_WHAT THE TASK ASKS_
Without the pictures, return each record as it appears.

■ ■ ■ ■ ■

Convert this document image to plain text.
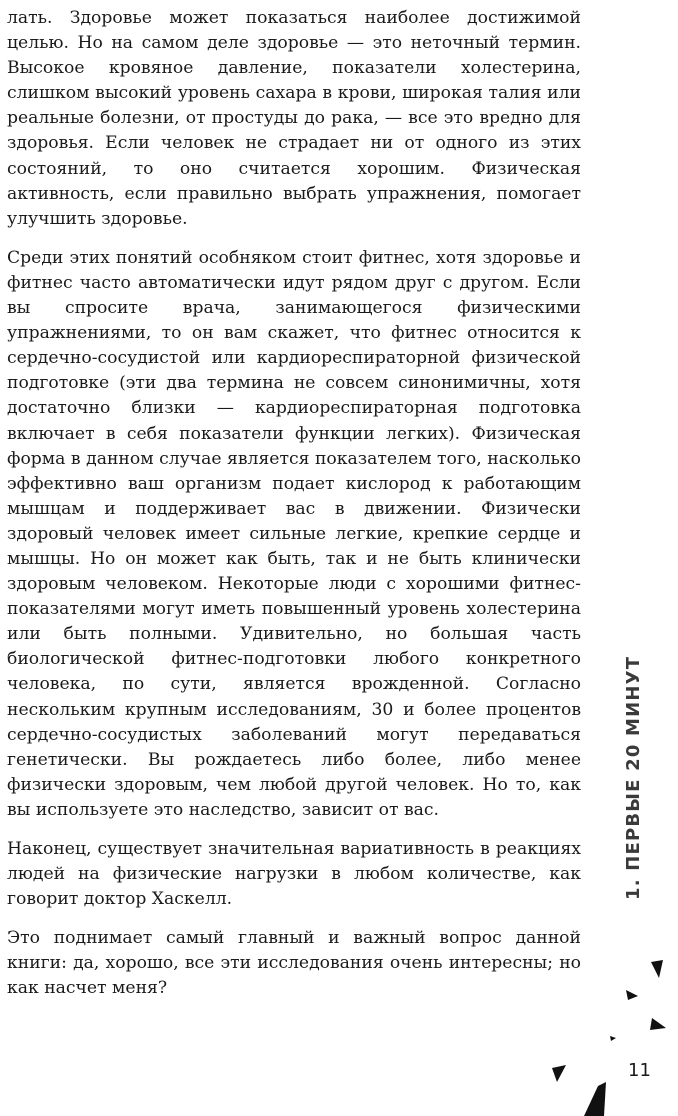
лать. Здоровье может показаться наиболее достижимой целью. Но на самом деле здоровье — это неточный термин. Высокое кровяное давление, показатели холестерина, слишком высокий уровень сахара в крови, широкая талия или реальные болезни, от простуды до рака, — все это вредно для здоровья. Если человек не страдает ни от одного из этих состояний, то оно считается хорошим. Физическая активность, если правильно выбрать упражнения, помогает улучшить здоровье.

Среди этих понятий особняком стоит фитнес, хотя здоровье и фитнес часто автоматически идут рядом друг с другом. Если вы спросите врача, занимающегося физическими упражнениями, то он вам скажет, что фитнес относится к сердечно-сосудистой или кардиореспираторной физической подготовке (эти два термина не совсем синонимичны, хотя достаточно близки — кардиореспираторная подготовка включает в себя показатели функции легких). Физическая форма в данном случае является показателем того, насколько эффективно ваш организм подает кислород к работающим мышцам и поддерживает вас в движении. Физически здоровый человек имеет сильные легкие, крепкие сердце и мышцы. Но он может как быть, так и не быть клинически здоровым человеком. Некоторые люди с хорошими фитнес-показателями могут иметь повышенный уровень холестерина или быть полными. Удивительно, но большая часть биологической фитнес-подготовки любого конкретного человека, по сути, является врожденной. Согласно нескольким крупным исследованиям, 30 и более процентов сердечно-сосудистых заболеваний могут передаваться генетически. Вы рождаетесь либо более, либо менее физически здоровым, чем любой другой человек. Но то, как вы используете это наследство, зависит от вас.

Наконец, существует значительная вариативность в реакциях людей на физические нагрузки в любом количестве, как говорит доктор Хаскелл.

Это поднимает самый главный и важный вопрос данной книги: да, хорошо, все эти исследования очень интересны; но как насчет меня?

1. ПЕРВЫЕ 20 МИНУТ
11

■ ■ ■ ■ ■

_WRITTEN SOLUTION_
Convert this document image to plain text.
лать. Здоровье может показаться наиболее достижимой целью. Но на самом деле здоровье — это неточный термин. Высокое кровяное давление, показатели холестерина, слишком высокий уровень сахара в крови, широкая талия или реальные болезни, от простуды до рака, — все это вредно для здоровья. Если человек не страдает ни от одного из этих состояний, то оно считается хорошим. Физическая активность, если правильно выбрать упражнения, помогает улучшить здоровье.

Среди этих понятий особняком стоит фитнес, хотя здоровье и фитнес часто автоматически идут рядом друг с другом. Если вы спросите врача, занимающегося физическими упражнениями, то он вам скажет, что фитнес относится к сердечно-сосудистой или кардиореспираторной физической подготовке (эти два термина не совсем синонимичны, хотя достаточно близки — кардиореспираторная подготовка включает в себя показатели функции легких). Физическая форма в данном случае является показателем того, насколько эффективно ваш организм подает кислород к работающим мышцам и поддерживает вас в движении. Физически здоровый человек имеет сильные легкие, крепкие сердце и мышцы. Но он может как быть, так и не быть клинически здоровым человеком. Некоторые люди с хорошими фитнес-показателями могут иметь повышенный уровень холестерина или быть полными. Удивительно, но большая часть биологической фитнес-подготовки любого конкретного человека, по сути, является врожденной. Согласно нескольким крупным исследованиям, 30 и более процентов сердечно-сосудистых заболеваний могут передаваться генетически. Вы рождаетесь либо более, либо менее физически здоровым, чем любой другой человек. Но то, как вы используете это наследство, зависит от вас.

Наконец, существует значительная вариативность в реакциях людей на физические нагрузки в любом количестве, как говорит доктор Хаскелл.

Это поднимает самый главный и важный вопрос данной книги: да, хорошо, все эти исследования очень интересны; но как насчет меня?

1. ПЕРВЫЕ 20 МИНУТ
11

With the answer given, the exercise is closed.